TASK STATEMENT ▸
Where a line contains the word "представлять", copy that line in full.

Stored records
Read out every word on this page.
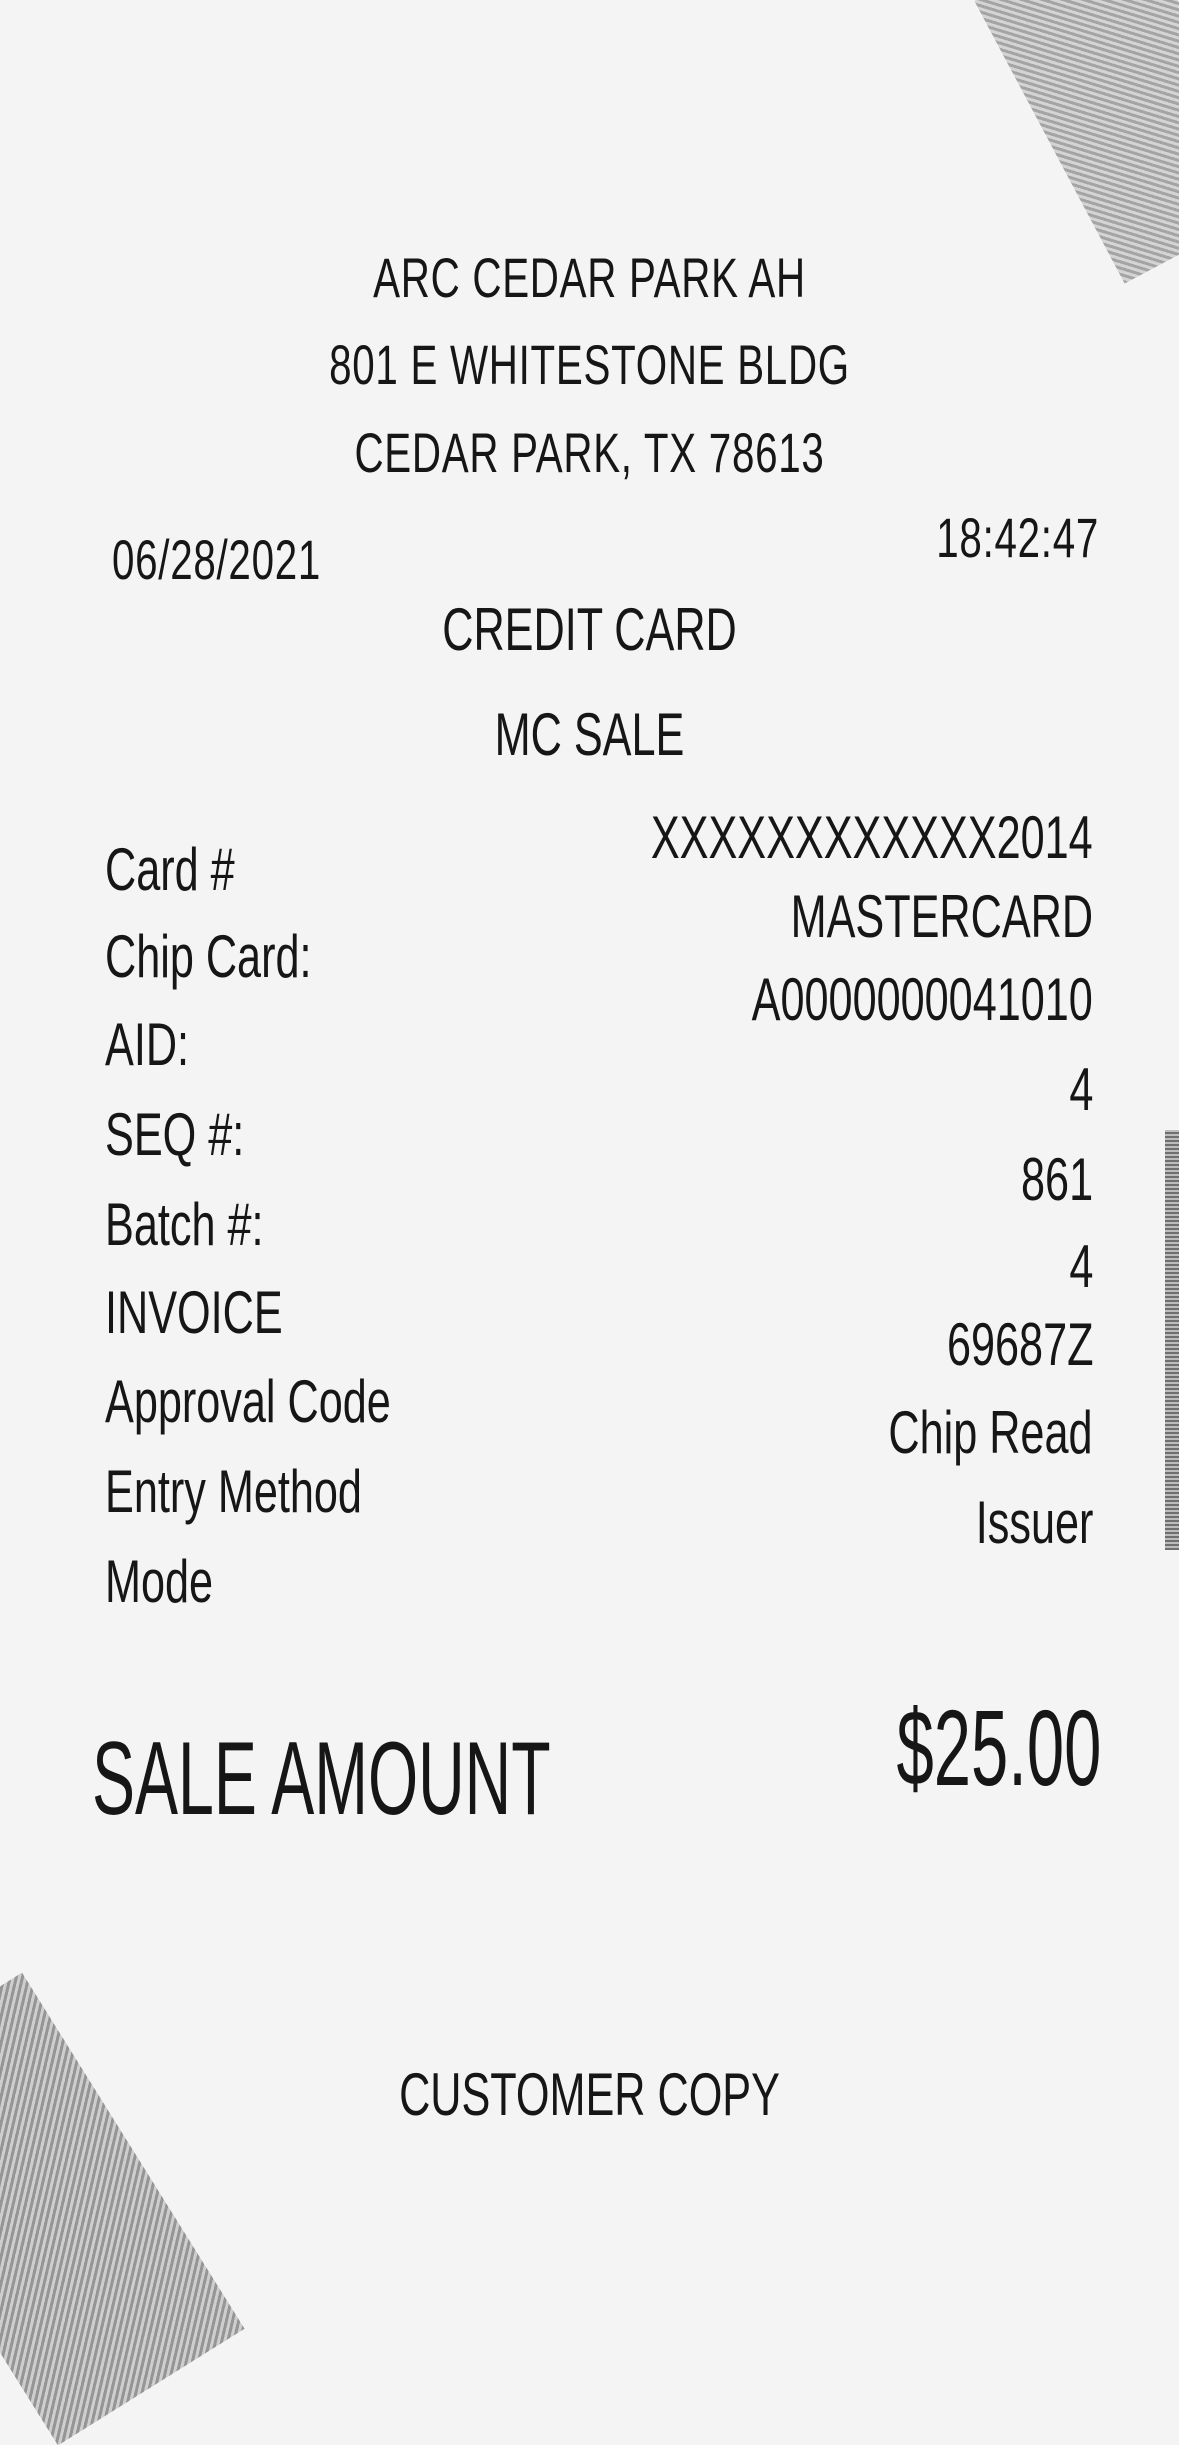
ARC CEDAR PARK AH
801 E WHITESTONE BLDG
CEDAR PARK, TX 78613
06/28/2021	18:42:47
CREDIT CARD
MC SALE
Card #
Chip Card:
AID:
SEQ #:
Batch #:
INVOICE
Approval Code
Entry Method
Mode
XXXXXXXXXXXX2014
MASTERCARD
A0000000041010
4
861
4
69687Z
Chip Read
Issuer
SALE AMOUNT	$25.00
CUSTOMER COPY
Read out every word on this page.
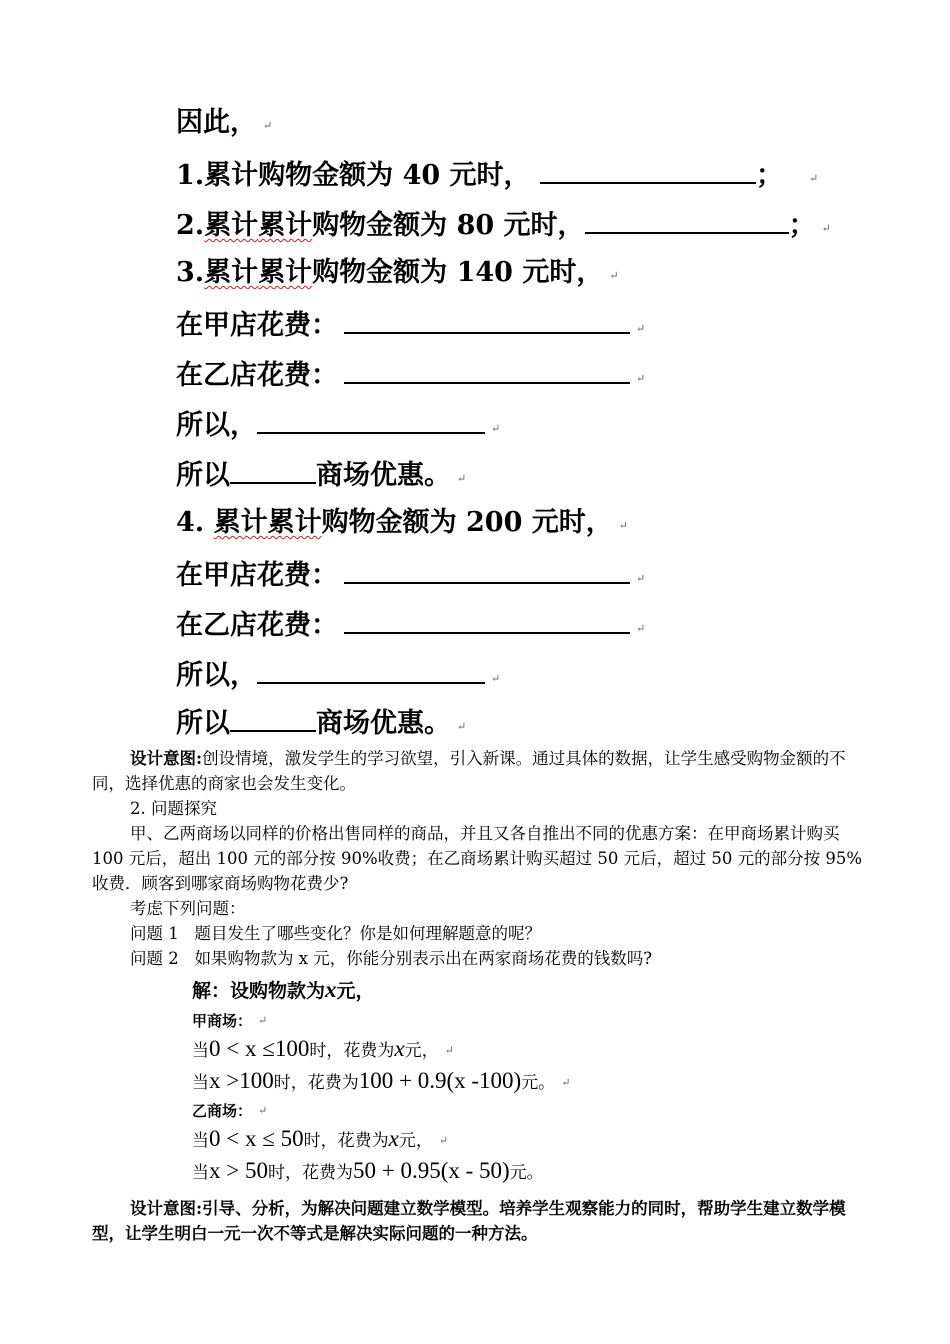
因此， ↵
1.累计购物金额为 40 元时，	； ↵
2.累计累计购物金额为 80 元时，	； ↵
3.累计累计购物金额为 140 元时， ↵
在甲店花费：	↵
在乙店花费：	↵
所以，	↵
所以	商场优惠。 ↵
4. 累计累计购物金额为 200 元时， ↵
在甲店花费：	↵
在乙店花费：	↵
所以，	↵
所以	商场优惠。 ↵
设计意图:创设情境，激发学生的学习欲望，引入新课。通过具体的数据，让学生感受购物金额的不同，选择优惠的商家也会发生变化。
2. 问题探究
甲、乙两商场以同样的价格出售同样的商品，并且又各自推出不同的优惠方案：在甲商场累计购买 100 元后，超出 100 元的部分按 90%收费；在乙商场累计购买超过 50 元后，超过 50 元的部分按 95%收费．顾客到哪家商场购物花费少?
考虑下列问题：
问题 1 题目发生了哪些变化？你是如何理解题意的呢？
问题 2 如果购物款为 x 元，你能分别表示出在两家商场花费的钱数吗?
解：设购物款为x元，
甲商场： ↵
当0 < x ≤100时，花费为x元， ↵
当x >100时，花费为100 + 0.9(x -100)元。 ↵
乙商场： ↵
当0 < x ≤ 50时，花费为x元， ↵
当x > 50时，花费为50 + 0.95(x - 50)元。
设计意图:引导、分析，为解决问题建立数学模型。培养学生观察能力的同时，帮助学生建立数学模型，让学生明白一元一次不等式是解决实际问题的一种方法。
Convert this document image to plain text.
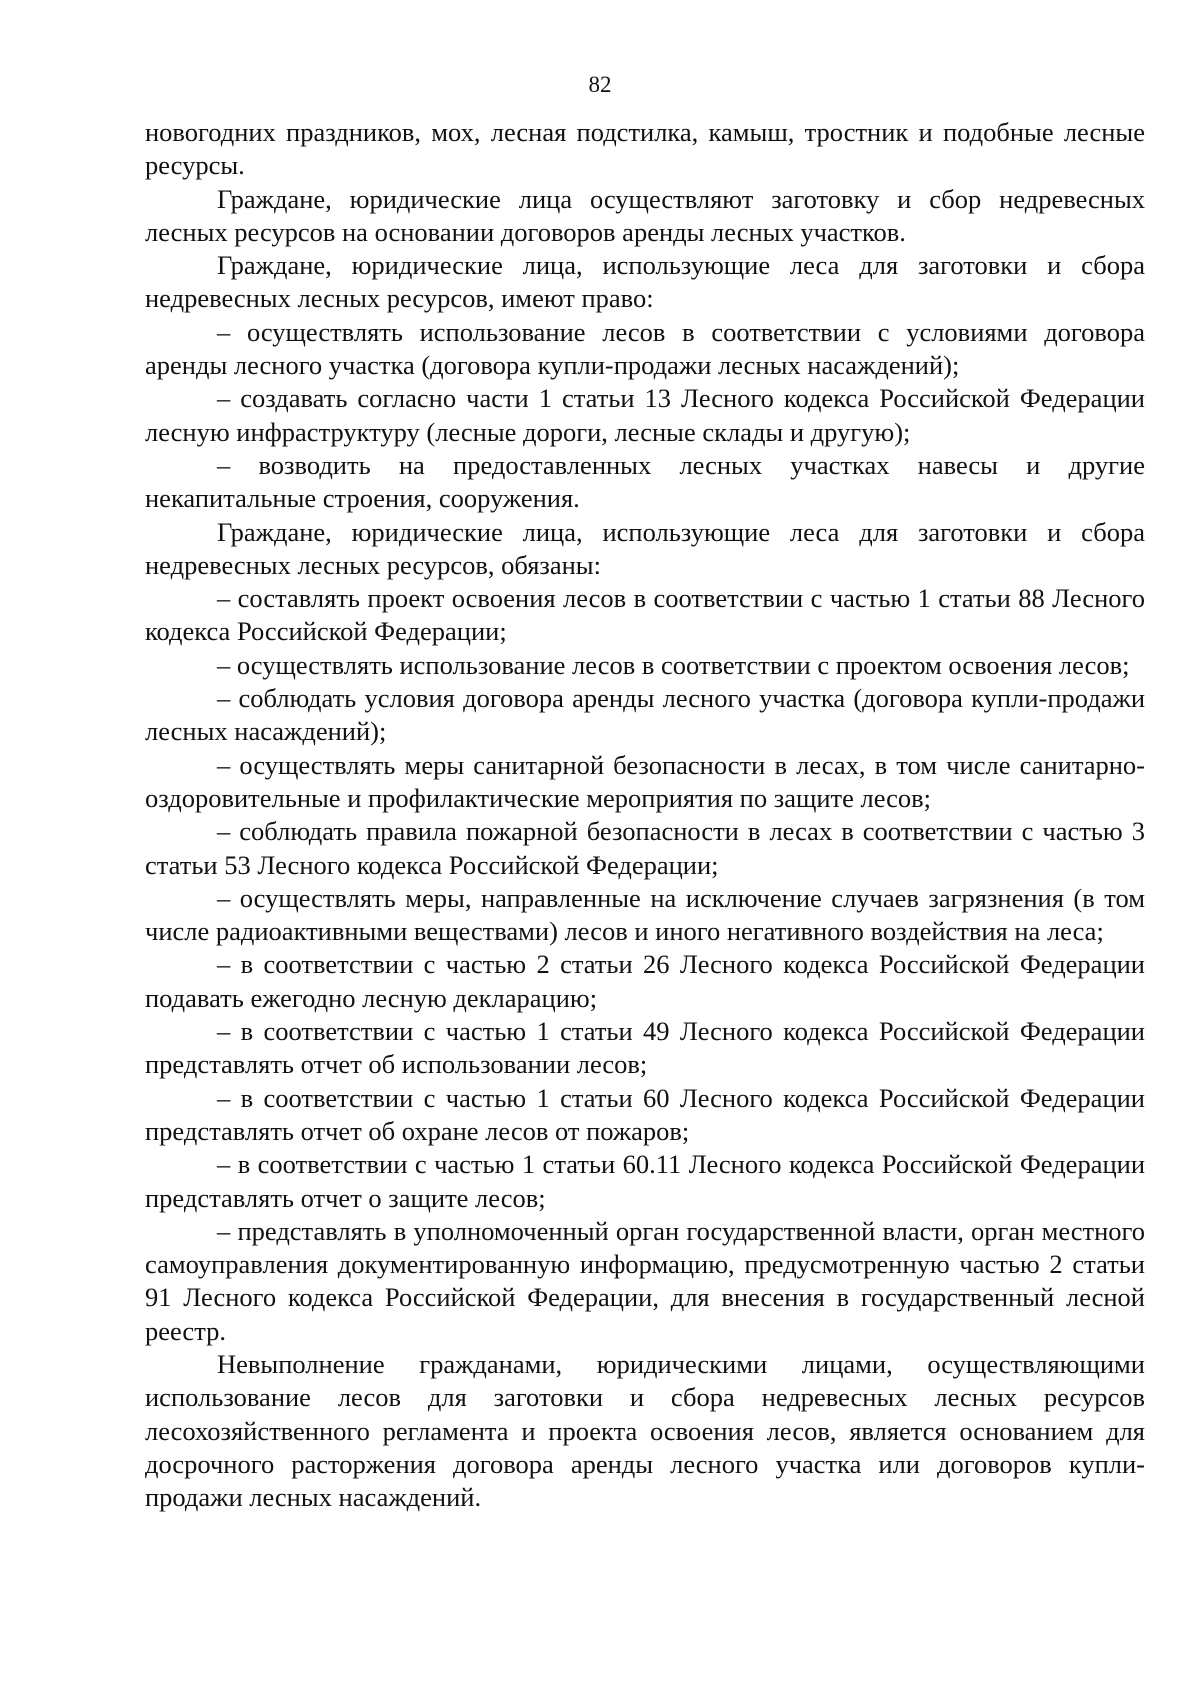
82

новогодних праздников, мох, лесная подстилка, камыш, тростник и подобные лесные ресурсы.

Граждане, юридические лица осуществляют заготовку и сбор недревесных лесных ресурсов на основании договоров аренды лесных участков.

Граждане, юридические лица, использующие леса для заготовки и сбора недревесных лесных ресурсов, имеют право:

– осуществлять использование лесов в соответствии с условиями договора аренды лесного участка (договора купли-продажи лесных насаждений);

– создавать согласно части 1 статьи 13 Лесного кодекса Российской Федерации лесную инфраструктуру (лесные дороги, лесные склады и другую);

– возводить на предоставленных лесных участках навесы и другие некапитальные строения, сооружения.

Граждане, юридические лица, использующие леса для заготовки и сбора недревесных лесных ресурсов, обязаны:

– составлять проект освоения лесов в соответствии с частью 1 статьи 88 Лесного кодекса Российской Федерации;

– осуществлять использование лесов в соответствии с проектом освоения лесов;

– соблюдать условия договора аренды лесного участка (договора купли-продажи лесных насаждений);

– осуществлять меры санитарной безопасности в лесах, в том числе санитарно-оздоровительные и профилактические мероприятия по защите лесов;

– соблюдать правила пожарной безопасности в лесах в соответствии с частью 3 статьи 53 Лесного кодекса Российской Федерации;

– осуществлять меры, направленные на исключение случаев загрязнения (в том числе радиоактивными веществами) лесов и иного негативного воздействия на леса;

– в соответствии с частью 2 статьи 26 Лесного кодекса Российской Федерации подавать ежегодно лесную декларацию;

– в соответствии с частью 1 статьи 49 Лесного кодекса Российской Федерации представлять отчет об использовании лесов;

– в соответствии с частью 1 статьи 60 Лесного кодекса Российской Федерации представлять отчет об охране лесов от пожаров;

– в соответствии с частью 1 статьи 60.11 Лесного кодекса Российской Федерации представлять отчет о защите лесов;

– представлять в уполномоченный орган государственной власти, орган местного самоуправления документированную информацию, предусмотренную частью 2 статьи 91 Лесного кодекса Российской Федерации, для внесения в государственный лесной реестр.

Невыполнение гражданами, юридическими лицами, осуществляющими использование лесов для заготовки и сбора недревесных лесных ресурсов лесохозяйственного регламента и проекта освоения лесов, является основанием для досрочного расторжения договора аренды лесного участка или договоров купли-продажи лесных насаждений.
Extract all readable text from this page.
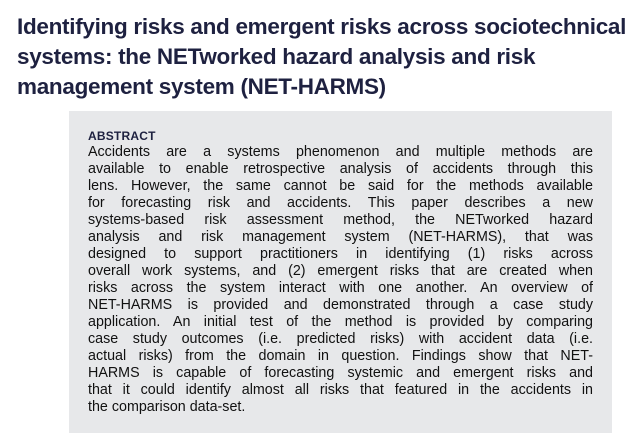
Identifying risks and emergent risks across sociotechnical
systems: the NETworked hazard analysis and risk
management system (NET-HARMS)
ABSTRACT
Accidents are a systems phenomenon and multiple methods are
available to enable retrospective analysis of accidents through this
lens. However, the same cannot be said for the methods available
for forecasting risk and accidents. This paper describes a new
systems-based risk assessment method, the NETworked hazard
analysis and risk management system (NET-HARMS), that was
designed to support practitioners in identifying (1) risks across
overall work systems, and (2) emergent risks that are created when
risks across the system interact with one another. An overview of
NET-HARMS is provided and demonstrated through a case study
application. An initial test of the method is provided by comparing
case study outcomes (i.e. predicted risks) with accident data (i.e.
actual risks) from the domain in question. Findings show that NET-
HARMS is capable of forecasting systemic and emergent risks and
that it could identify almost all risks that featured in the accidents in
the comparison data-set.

COMPLETED TASK ▸
– в соответствии с частью 1 статьи 49 Лесного кодекса Российской Федерации представлять отчет об использовании лесов;
– в соответствии с частью 1 статьи 60 Лесного кодекса Российской Федерации представлять отчет об охране лесов от пожаров;
– в соответствии с частью 1 статьи 60.11 Лесного кодекса Российской Федерации представлять отчет о защите лесов;
– представлять в уполномоченный орган государственной власти, орган местного самоуправления документированную информацию, предусмотренную частью 2 статьи 91 Лесного кодекса Российской Федерации, для внесения в государственный лесной реестр.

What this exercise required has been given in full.